Records for the task »
####

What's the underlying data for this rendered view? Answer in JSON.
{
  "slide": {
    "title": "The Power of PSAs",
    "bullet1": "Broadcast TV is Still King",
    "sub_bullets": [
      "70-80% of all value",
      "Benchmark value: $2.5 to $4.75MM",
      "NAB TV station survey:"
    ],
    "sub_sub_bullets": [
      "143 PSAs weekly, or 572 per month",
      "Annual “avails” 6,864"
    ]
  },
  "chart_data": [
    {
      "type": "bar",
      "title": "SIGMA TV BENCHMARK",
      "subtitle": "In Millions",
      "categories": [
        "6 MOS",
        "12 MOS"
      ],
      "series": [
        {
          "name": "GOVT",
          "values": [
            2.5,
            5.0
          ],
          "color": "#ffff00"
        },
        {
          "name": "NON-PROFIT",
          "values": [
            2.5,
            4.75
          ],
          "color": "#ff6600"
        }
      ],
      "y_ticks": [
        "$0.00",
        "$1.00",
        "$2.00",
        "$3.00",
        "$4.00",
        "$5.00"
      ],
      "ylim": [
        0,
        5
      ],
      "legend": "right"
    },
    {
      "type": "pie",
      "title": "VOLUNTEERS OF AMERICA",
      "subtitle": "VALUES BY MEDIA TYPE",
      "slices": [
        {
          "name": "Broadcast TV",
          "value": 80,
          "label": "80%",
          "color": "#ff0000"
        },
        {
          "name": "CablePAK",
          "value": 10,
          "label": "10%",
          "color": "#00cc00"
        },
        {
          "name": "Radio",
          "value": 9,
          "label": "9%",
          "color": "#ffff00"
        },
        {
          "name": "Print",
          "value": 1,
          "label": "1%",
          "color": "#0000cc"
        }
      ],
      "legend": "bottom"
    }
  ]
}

####

Task to carry out »
Repeat the entries shown above, every one, word for word.

Exercise response »
What's the underlying data for this rendered view? Answer in JSON.
{
  "slide": {
    "title": "The Power of PSAs",
    "bullet1": "Broadcast TV is Still King",
    "sub_bullets": [
      "70-80% of all value",
      "Benchmark value: $2.5 to $4.75MM",
      "NAB TV station survey:"
    ],
    "sub_sub_bullets": [
      "143 PSAs weekly, or 572 per month",
      "Annual “avails” 6,864"
    ]
  },
  "chart_data": [
    {
      "type": "bar",
      "title": "SIGMA TV BENCHMARK",
      "subtitle": "In Millions",
      "categories": [
        "6 MOS",
        "12 MOS"
      ],
      "series": [
        {
          "name": "GOVT",
          "values": [
            2.5,
            5.0
          ],
          "color": "#ffff00"
        },
        {
          "name": "NON-PROFIT",
          "values": [
            2.5,
            4.75
          ],
          "color": "#ff6600"
        }
      ],
      "y_ticks": [
        "$0.00",
        "$1.00",
        "$2.00",
        "$3.00",
        "$4.00",
        "$5.00"
      ],
      "ylim": [
        0,
        5
      ],
      "legend": "right"
    },
    {
      "type": "pie",
      "title": "VOLUNTEERS OF AMERICA",
      "subtitle": "VALUES BY MEDIA TYPE",
      "slices": [
        {
          "name": "Broadcast TV",
          "value": 80,
          "label": "80%",
          "color": "#ff0000"
        },
        {
          "name": "CablePAK",
          "value": 10,
          "label": "10%",
          "color": "#00cc00"
        },
        {
          "name": "Radio",
          "value": 9,
          "label": "9%",
          "color": "#ffff00"
        },
        {
          "name": "Print",
          "value": 1,
          "label": "1%",
          "color": "#0000cc"
        }
      ],
      "legend": "bottom"
    }
  ]
}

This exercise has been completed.